[TASK DESCRIPTION]
Using the data beneath, show every line that includes the word "this".

[EXTRACTED RECORDS]

——————————

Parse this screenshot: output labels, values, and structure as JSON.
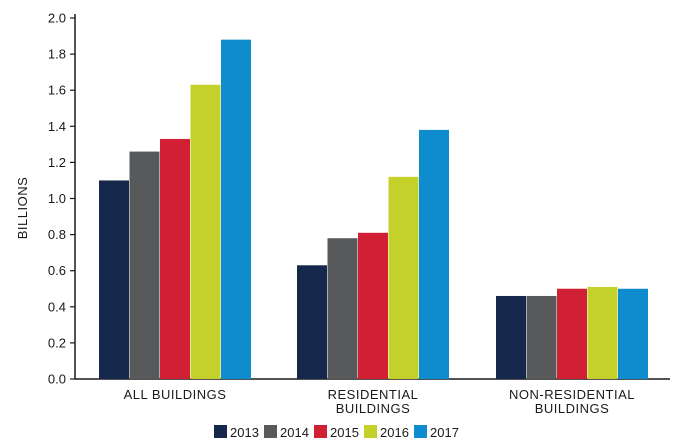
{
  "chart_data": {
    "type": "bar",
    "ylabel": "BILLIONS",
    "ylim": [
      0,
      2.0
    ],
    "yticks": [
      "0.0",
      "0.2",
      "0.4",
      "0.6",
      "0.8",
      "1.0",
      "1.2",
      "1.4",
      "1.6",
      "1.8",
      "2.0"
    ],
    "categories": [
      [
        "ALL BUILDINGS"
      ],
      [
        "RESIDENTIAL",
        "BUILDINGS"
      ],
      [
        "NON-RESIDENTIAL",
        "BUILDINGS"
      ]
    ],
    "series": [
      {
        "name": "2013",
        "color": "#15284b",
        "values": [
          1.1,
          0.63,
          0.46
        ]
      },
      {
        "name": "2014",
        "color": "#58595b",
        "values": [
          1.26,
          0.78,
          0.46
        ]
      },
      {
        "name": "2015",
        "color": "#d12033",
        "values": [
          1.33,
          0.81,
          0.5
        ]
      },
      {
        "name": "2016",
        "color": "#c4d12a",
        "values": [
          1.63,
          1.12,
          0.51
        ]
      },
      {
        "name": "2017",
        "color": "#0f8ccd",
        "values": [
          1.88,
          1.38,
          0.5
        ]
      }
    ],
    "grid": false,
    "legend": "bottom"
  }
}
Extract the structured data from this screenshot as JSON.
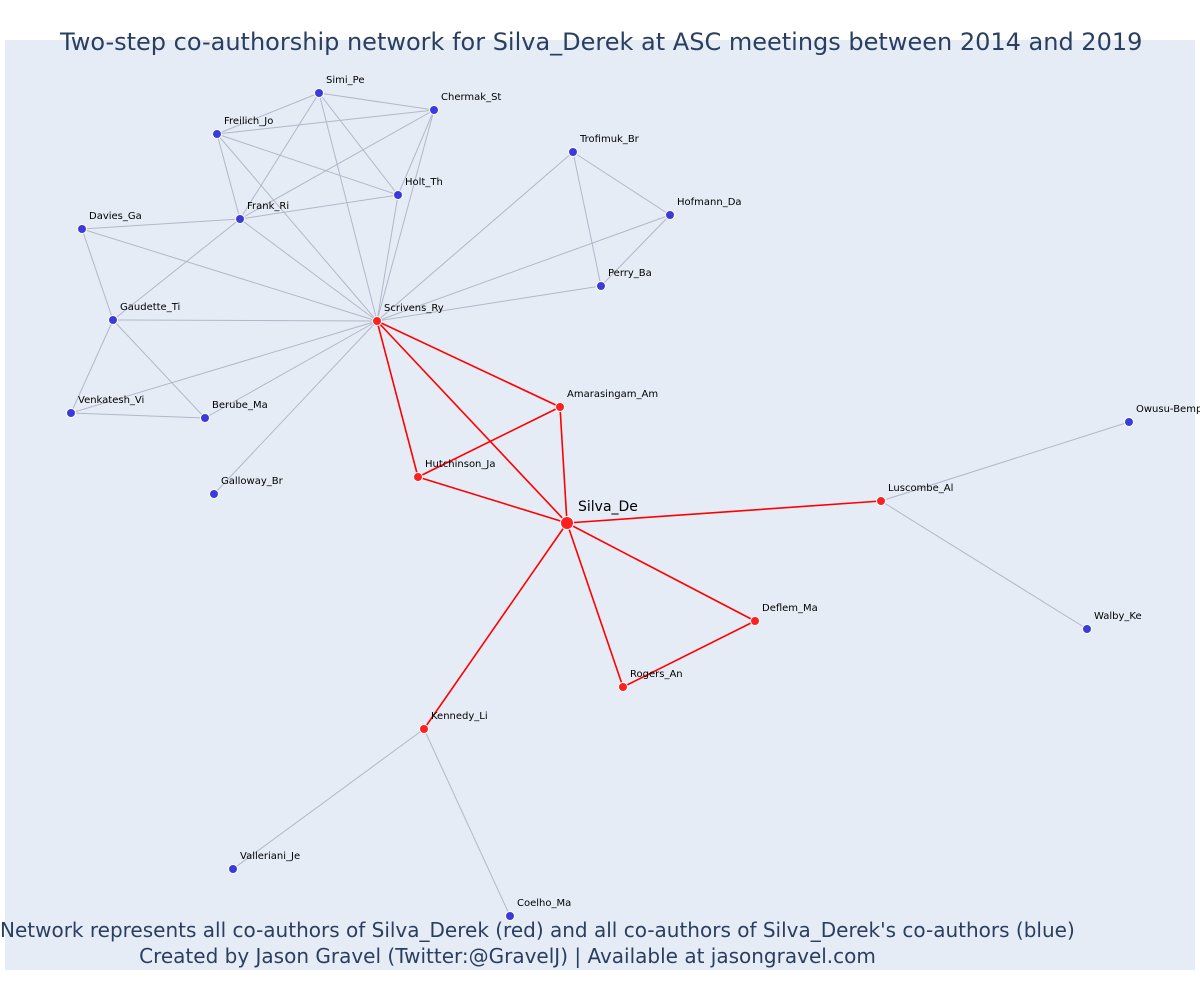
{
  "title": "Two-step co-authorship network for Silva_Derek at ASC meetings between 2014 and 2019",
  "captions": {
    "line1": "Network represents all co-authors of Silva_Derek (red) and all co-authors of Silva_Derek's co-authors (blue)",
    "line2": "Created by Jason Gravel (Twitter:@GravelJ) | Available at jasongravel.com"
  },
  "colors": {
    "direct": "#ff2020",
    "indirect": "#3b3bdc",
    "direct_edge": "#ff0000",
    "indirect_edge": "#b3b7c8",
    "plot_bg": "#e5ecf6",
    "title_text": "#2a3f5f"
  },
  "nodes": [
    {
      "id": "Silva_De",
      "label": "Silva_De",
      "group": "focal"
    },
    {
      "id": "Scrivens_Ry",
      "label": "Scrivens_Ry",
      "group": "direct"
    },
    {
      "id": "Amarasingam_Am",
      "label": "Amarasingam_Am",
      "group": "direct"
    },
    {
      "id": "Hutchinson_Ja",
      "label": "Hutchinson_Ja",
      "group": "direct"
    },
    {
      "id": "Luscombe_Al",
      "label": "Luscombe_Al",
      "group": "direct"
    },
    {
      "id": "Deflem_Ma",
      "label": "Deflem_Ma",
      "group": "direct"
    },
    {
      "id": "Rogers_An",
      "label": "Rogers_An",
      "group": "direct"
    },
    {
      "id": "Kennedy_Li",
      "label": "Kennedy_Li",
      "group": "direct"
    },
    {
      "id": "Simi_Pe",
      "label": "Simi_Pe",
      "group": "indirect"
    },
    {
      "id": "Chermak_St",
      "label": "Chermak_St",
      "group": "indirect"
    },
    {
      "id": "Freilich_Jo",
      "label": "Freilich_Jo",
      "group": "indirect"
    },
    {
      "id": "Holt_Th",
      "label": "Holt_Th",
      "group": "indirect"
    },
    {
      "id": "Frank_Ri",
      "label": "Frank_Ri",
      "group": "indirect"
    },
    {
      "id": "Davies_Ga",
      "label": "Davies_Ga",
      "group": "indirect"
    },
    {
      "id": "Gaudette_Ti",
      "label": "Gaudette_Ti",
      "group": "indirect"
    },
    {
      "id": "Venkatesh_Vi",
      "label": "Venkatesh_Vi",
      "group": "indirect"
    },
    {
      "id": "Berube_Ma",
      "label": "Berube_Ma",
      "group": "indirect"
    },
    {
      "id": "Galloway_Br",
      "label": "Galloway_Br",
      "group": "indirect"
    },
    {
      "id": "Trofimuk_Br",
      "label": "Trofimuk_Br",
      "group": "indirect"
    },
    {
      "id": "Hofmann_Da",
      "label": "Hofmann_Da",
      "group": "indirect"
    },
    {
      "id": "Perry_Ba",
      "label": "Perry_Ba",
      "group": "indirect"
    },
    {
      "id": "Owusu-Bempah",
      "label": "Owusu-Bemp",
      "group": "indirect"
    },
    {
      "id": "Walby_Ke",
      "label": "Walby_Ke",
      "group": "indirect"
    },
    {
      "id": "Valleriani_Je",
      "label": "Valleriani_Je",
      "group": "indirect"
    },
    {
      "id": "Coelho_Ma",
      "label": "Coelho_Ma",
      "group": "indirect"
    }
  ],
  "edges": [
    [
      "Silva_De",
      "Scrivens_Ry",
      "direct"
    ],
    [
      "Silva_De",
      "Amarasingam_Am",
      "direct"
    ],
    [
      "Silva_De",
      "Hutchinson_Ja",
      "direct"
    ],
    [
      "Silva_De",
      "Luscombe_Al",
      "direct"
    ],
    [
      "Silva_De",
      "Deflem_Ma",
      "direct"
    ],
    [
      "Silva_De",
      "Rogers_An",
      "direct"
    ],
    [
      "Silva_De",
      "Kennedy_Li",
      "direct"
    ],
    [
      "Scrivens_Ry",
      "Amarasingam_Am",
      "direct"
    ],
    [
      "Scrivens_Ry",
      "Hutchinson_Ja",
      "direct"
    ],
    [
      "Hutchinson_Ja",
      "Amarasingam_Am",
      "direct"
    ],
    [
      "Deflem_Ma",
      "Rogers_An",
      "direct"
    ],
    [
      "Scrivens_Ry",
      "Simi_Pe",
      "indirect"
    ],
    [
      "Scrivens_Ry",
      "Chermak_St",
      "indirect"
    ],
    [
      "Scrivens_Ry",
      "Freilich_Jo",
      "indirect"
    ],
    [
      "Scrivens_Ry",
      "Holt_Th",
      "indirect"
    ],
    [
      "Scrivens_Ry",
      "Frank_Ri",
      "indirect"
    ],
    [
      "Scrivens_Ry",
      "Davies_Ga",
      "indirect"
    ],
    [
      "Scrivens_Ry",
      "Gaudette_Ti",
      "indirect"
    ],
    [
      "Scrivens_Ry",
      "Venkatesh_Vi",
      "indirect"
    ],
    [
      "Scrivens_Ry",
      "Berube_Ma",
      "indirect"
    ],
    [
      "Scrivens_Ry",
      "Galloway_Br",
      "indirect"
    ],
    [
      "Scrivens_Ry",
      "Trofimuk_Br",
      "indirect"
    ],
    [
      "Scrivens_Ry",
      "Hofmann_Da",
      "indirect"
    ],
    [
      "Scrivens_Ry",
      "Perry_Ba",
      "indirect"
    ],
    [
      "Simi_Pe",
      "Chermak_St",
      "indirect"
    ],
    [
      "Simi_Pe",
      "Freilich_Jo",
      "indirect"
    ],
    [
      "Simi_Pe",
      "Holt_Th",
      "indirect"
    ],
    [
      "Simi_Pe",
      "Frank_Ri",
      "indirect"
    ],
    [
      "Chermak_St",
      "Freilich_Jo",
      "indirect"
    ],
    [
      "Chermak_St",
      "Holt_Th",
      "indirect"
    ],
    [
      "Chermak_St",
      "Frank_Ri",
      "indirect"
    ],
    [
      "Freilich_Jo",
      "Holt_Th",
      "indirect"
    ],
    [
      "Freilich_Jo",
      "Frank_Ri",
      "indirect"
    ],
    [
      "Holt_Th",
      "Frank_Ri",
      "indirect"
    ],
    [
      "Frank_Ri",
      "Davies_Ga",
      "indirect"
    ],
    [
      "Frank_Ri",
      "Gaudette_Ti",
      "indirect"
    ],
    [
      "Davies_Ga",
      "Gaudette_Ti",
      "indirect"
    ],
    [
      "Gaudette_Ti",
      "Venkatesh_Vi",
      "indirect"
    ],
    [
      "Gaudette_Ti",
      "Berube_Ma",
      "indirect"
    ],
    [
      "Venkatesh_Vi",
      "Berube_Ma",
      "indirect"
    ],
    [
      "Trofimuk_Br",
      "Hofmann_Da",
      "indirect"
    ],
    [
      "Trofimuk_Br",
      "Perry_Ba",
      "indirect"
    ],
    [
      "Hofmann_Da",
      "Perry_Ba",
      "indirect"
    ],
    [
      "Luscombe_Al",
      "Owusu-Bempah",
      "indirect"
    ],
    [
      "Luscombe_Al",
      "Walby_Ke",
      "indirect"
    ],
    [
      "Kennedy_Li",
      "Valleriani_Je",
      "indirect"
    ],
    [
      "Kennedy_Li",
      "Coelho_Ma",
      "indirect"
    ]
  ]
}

——————————

[EXERCISE RESPONSE]
Parse this screenshot: output labels, values, and structure as JSON.
Extract the structured data from this screenshot as JSON.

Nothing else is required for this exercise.